**INSTRUCTION:** Report how many lines contain the word "orgue", with no other text.

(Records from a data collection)

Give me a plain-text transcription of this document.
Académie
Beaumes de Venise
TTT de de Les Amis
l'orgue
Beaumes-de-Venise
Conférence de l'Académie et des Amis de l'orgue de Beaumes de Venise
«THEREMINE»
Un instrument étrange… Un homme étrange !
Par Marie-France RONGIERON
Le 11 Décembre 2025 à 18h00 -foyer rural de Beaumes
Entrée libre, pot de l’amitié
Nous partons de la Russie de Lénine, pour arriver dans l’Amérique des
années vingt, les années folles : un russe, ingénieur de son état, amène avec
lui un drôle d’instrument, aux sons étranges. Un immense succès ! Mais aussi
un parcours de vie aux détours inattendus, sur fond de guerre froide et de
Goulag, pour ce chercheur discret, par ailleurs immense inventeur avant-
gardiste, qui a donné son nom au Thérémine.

**SOLUTION:** 2